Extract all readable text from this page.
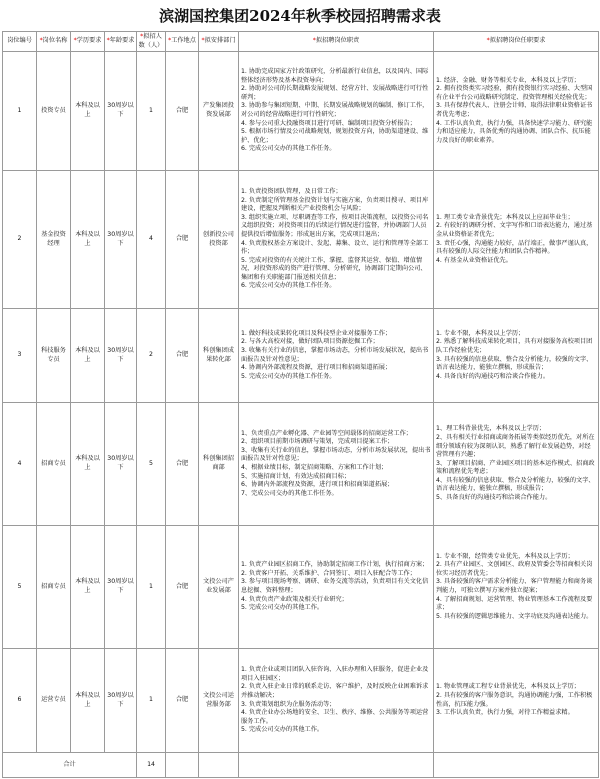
滨湖国控集团2024年秋季校园招聘需求表
岗位编号	*岗位名称	*学历要求	*年龄要求	*拟招人数（人）	*工作地点	*拟安排部门	*拟招聘岗位职责	*拟招聘岗位任职要求
1	投资专员	本科及以上	30周岁以下	1	合肥	产发集团投资发展部	
1. 协助完成国家方针政策研究，分析最新行业信息，以及国内、国际整体经济形势及基本投资导向；
2. 协助对公司的长期战略发展规划、经营方针、发展战略进行可行性研判；
3. 协助参与集团短期、中期、长期发展战略规划的编制、修订工作，对公司的经营战略进行可行性研究；
4. 参与公司重大投融资项目进行可研、编制项目投资分析报告；
5. 根据市场行情及公司战略规划，规划投资方向，协助渠道建设、维护、优化；
6. 完成公司交办的其他工作任务。

1. 经济、金融、财务等相关专业，本科及以上学历；
2. 拥有投资类实习经验，拥有投资银行实习经验、大型国有企业平台公司战略研究制定、投资管理相关经验优先；
3. 具有保荐代表人、注册会计师、取得法律职业资格证书者优先考虑；
4. 工作认真负责，执行力强，具备快速学习能力、研究能力和适应能力，具备优秀的沟通协调、团队合作、抗压能力及良好的职业素养。

2	基金投资经理	本科及以上	30周岁以下	4	合肥	创新投公司投资部	
1. 负责投资团队管理，及日常工作；
2. 负责制定所管理基金投资计划与实施方案，负责项目搜寻、项目库建设，把握及判断相关产业投资机会与风险；
3. 组织实施立项、尽职调查等工作，按项目决策流程，以投资公司名义组织投资；对投资项目的后续运行情况进行监督，并协调部门人员提供投后增值服务；形成退出方案，完成项目退出；
4. 负责股权基金方案设计、发起、募集、设立、运行和管理等全部工作；
5. 完成对投资的有关统计工作，掌握、监督其运营、保值、增值情况，对投资形成的资产进行管理、分析研究，协调部门定期向公司、集团和有关职能部门报送相关信息；
6. 完成公司交办的其他工作任务。

1. 理工类专业背景优先；本科及以上应届毕业生；
2. 有较好的调研分析、文字写作和口语表达能力，通过基金从业资格证者优先；
3. 责任心强，沟通能力较好，品行端正，做事严谨认真，具有较强的人际交往能力和团队合作精神。
4. 有基金从业资格证优先。

3	科技服务专员	本科及以上	30周岁以下	2	合肥	科创集团成果转化部	1. 做好科技成果转化项目及科技型企业对接服务工作；
2. 与各大高校对接，做好团队项目资源挖掘工作；
3. 收集有关行业的信息，掌握市场动态，分析市场发展状况，提出书面报告及针对性意见；
4. 协调内外部流程及资源，进行项目和招商渠道拓展；
5. 完成公司交办的其他工作任务。	1. 专业不限，本科及以上学历；
2. 熟悉了解科技成果转化项目，具有对接服务高校项目团队工作经验优先；
3. 具有较强的信息获取、整合及分析能力，较强的文字、语言表达能力，能独立撰稿，形成报告；
4. 具备良好的沟通技巧和洽谈合作能力。

4	招商专员	本科及以上	30周岁以下	5	合肥	科创集团招商部	
1、负责重点产业孵化器、产业园等空间载体的招商运营工作；
2、组织项目前期市场调研与策划，完成项目提案工作；
3、收集有关行业的信息，掌握市场动态，分析市场发展状况，提出书面报告及针对性意见；
4、根据业绩目标，制定招商策略、方案和工作计划；
5、实施招商计划，有效达成招商目标；
6、协调内外部流程及资源，进行项目和招商渠道拓展；
7、完成公司交办的其他工作任务。

1、理工科背景优先，本科及以上学历；
2、具有相关行业招商或商务拓展等类似经历优先，对所在细分领域有较为深刻认识，熟悉了解行业发展趋势，对经营管理有兴趣；
3、了解项目招商、产业园区项目的基本运作模式、招商政策和流程优先考虑；
4、具有较强的信息获取、整合及分析能力，较强的文字、语言表达能力，能独立撰稿，形成报告；
5、具备良好的沟通技巧和洽谈合作能力。

5	招商专员	本科及以上	30周岁以下	1	合肥	文投公司产业发展部	1. 负责产业园区招商工作，协助制定招商工作计划，执行招商方案；
2. 负责客户开拓、关系维护、合同签订、项目入驻配合等工作；
3. 参与项目现场考察、调研、业务交流等活动，负责项目有关文化信息挖掘、资料整理；
4. 负责负责产业政策及相关行业研究；
5. 完成公司交办的其他工作。	1. 专业不限，经管类专业优先，本科及以上学历；
2. 具有产业园区、文创园区、政府及管委会等招商相关岗位实习经历者优先；
3. 具备较强的客户需求分析能力、客户管理能力和商务谈判能力，可独立撰写方案并独立提案；
4. 了解招商规划、运营管理、物业管理基本工作流程及要求；
5. 具有较强的逻辑思维能力、文字功底及沟通表达能力。

6	运营专员	本科及以上	30周岁以下	1	合肥	文投公司运营服务部	1. 负责企业或项目团队入驻咨询、入驻办理和入驻服务，促进企业及项目入驻园区；
2. 负责入驻企业日常的联系走访、客户维护，及时反映企业困难诉求并推动解决；
3. 负责策划组织为企服务活动等；
4. 负责企业办公场地的安全、卫生、秩序、维修、公共服务等项运营服务工作。
5. 完成公司交办的其他工作。	1. 物业管理或工程专业背景优先，本科及以上学历；
2. 具有较强的客户服务意识，沟通协调能力强，工作积极性高，抗压能力强。
3. 工作认真负责，执行力强，对待工作精益求精。

合计				14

◆ **What is being asked**: Transcribe the whole listing, character for character, but not its images.

◆ **Task solution**:
Extract all readable text from this page.
滨湖国控集团2024年秋季校园招聘需求表
岗位编号	*岗位名称	*学历要求	*年龄要求	*拟招人数（人）	*工作地点	*拟安排部门	*拟招聘岗位职责	*拟招聘岗位任职要求
1	投资专员	本科及以上	30周岁以下	1	合肥	产发集团投资发展部	
1. 协助完成国家方针政策研究，分析最新行业信息，以及国内、国际整体经济形势及基本投资导向；
2. 协助对公司的长期战略发展规划、经营方针、发展战略进行可行性研判；
3. 协助参与集团短期、中期、长期发展战略规划的编制、修订工作，对公司的经营战略进行可行性研究；
4. 参与公司重大投融资项目进行可研、编制项目投资分析报告；
5. 根据市场行情及公司战略规划，规划投资方向，协助渠道建设、维护、优化；
6. 完成公司交办的其他工作任务。

1. 经济、金融、财务等相关专业，本科及以上学历；
2. 拥有投资类实习经验，拥有投资银行实习经验、大型国有企业平台公司战略研究制定、投资管理相关经验优先；
3. 具有保荐代表人、注册会计师、取得法律职业资格证书者优先考虑；
4. 工作认真负责，执行力强，具备快速学习能力、研究能力和适应能力，具备优秀的沟通协调、团队合作、抗压能力及良好的职业素养。

2	基金投资经理	本科及以上	30周岁以下	4	合肥	创新投公司投资部	
1. 负责投资团队管理，及日常工作；
2. 负责制定所管理基金投资计划与实施方案，负责项目搜寻、项目库建设，把握及判断相关产业投资机会与风险；
3. 组织实施立项、尽职调查等工作，按项目决策流程，以投资公司名义组织投资；对投资项目的后续运行情况进行监督，并协调部门人员提供投后增值服务；形成退出方案，完成项目退出；
4. 负责股权基金方案设计、发起、募集、设立、运行和管理等全部工作；
5. 完成对投资的有关统计工作，掌握、监督其运营、保值、增值情况，对投资形成的资产进行管理、分析研究，协调部门定期向公司、集团和有关职能部门报送相关信息；
6. 完成公司交办的其他工作任务。

1. 理工类专业背景优先；本科及以上应届毕业生；
2. 有较好的调研分析、文字写作和口语表达能力，通过基金从业资格证者优先；
3. 责任心强，沟通能力较好，品行端正，做事严谨认真，具有较强的人际交往能力和团队合作精神。
4. 有基金从业资格证优先。

3	科技服务专员	本科及以上	30周岁以下	2	合肥	科创集团成果转化部	1. 做好科技成果转化项目及科技型企业对接服务工作；
2. 与各大高校对接，做好团队项目资源挖掘工作；
3. 收集有关行业的信息，掌握市场动态，分析市场发展状况，提出书面报告及针对性意见；
4. 协调内外部流程及资源，进行项目和招商渠道拓展；
5. 完成公司交办的其他工作任务。	1. 专业不限，本科及以上学历；
2. 熟悉了解科技成果转化项目，具有对接服务高校项目团队工作经验优先；
3. 具有较强的信息获取、整合及分析能力，较强的文字、语言表达能力，能独立撰稿，形成报告；
4. 具备良好的沟通技巧和洽谈合作能力。

4	招商专员	本科及以上	30周岁以下	5	合肥	科创集团招商部	
1、负责重点产业孵化器、产业园等空间载体的招商运营工作；
2、组织项目前期市场调研与策划，完成项目提案工作；
3、收集有关行业的信息，掌握市场动态，分析市场发展状况，提出书面报告及针对性意见；
4、根据业绩目标，制定招商策略、方案和工作计划；
5、实施招商计划，有效达成招商目标；
6、协调内外部流程及资源，进行项目和招商渠道拓展；
7、完成公司交办的其他工作任务。

1、理工科背景优先，本科及以上学历；
2、具有相关行业招商或商务拓展等类似经历优先，对所在细分领域有较为深刻认识，熟悉了解行业发展趋势，对经营管理有兴趣；
3、了解项目招商、产业园区项目的基本运作模式、招商政策和流程优先考虑；
4、具有较强的信息获取、整合及分析能力，较强的文字、语言表达能力，能独立撰稿，形成报告；
5、具备良好的沟通技巧和洽谈合作能力。

5	招商专员	本科及以上	30周岁以下	1	合肥	文投公司产业发展部	1. 负责产业园区招商工作，协助制定招商工作计划，执行招商方案；
2. 负责客户开拓、关系维护、合同签订、项目入驻配合等工作；
3. 参与项目现场考察、调研、业务交流等活动，负责项目有关文化信息挖掘、资料整理；
4. 负责负责产业政策及相关行业研究；
5. 完成公司交办的其他工作。	1. 专业不限，经管类专业优先，本科及以上学历；
2. 具有产业园区、文创园区、政府及管委会等招商相关岗位实习经历者优先；
3. 具备较强的客户需求分析能力、客户管理能力和商务谈判能力，可独立撰写方案并独立提案；
4. 了解招商规划、运营管理、物业管理基本工作流程及要求；
5. 具有较强的逻辑思维能力、文字功底及沟通表达能力。

6	运营专员	本科及以上	30周岁以下	1	合肥	文投公司运营服务部	1. 负责企业或项目团队入驻咨询、入驻办理和入驻服务，促进企业及项目入驻园区；
2. 负责入驻企业日常的联系走访、客户维护，及时反映企业困难诉求并推动解决；
3. 负责策划组织为企服务活动等；
4. 负责企业办公场地的安全、卫生、秩序、维修、公共服务等项运营服务工作。
5. 完成公司交办的其他工作。	1. 物业管理或工程专业背景优先，本科及以上学历；
2. 具有较强的客户服务意识，沟通协调能力强，工作积极性高，抗压能力强。
3. 工作认真负责，执行力强，对待工作精益求精。

合计				14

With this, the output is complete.